# Items start

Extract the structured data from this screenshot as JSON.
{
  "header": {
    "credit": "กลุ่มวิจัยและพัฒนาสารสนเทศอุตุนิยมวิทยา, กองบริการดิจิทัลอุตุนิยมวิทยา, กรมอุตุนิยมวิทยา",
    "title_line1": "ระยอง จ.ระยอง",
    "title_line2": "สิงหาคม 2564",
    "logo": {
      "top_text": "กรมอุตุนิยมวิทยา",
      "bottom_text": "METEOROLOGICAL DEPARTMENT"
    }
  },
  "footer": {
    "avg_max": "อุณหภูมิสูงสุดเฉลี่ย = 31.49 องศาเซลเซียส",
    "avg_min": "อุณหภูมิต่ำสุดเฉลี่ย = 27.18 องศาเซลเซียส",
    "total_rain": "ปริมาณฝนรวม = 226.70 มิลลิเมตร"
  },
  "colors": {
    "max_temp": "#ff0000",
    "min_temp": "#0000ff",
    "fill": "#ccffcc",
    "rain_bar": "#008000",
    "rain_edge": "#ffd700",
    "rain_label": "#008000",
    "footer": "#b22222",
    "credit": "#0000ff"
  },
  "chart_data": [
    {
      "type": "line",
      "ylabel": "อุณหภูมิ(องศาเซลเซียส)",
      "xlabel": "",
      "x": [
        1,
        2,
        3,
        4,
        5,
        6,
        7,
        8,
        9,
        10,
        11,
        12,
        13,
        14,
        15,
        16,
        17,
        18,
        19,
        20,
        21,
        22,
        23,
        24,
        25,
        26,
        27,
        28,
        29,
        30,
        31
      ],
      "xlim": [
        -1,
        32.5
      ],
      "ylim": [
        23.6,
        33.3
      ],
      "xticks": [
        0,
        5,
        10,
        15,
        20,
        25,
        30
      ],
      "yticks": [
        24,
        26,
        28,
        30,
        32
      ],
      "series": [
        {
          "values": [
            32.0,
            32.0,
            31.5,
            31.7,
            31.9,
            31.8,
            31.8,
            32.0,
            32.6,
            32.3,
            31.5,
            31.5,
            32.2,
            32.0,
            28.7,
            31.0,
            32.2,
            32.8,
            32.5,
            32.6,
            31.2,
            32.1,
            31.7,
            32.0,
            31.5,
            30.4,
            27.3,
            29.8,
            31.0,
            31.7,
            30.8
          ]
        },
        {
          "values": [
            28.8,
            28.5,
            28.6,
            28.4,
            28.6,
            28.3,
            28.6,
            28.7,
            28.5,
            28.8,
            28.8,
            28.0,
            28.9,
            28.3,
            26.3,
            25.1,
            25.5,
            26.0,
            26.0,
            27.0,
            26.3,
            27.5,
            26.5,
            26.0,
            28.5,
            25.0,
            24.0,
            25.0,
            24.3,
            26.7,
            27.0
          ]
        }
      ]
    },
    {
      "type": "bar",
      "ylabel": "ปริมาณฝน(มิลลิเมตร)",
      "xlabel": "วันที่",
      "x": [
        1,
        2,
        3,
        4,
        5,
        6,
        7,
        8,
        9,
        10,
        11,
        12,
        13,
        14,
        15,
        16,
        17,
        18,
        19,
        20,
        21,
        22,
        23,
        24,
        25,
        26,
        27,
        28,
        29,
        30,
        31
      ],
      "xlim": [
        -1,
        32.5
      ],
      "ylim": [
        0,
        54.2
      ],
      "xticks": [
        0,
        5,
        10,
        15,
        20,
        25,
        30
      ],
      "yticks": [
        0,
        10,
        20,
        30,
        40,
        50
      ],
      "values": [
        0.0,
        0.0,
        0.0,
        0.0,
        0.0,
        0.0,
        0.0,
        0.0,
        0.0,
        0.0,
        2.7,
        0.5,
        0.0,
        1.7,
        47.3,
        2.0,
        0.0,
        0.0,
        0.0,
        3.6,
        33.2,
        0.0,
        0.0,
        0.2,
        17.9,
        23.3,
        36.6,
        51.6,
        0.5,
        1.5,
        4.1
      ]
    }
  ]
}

# Items end

Task:
Look through the data and show every line containing "องศาเซลเซ".

Response for this exercise:
    "avg_max": "อุณหภูมิสูงสุดเฉลี่ย = 31.49 องศาเซลเซียส",
    "avg_min": "อุณหภูมิต่ำสุดเฉลี่ย = 27.18 องศาเซลเซียส",
      "ylabel": "อุณหภูมิ(องศาเซลเซียส)",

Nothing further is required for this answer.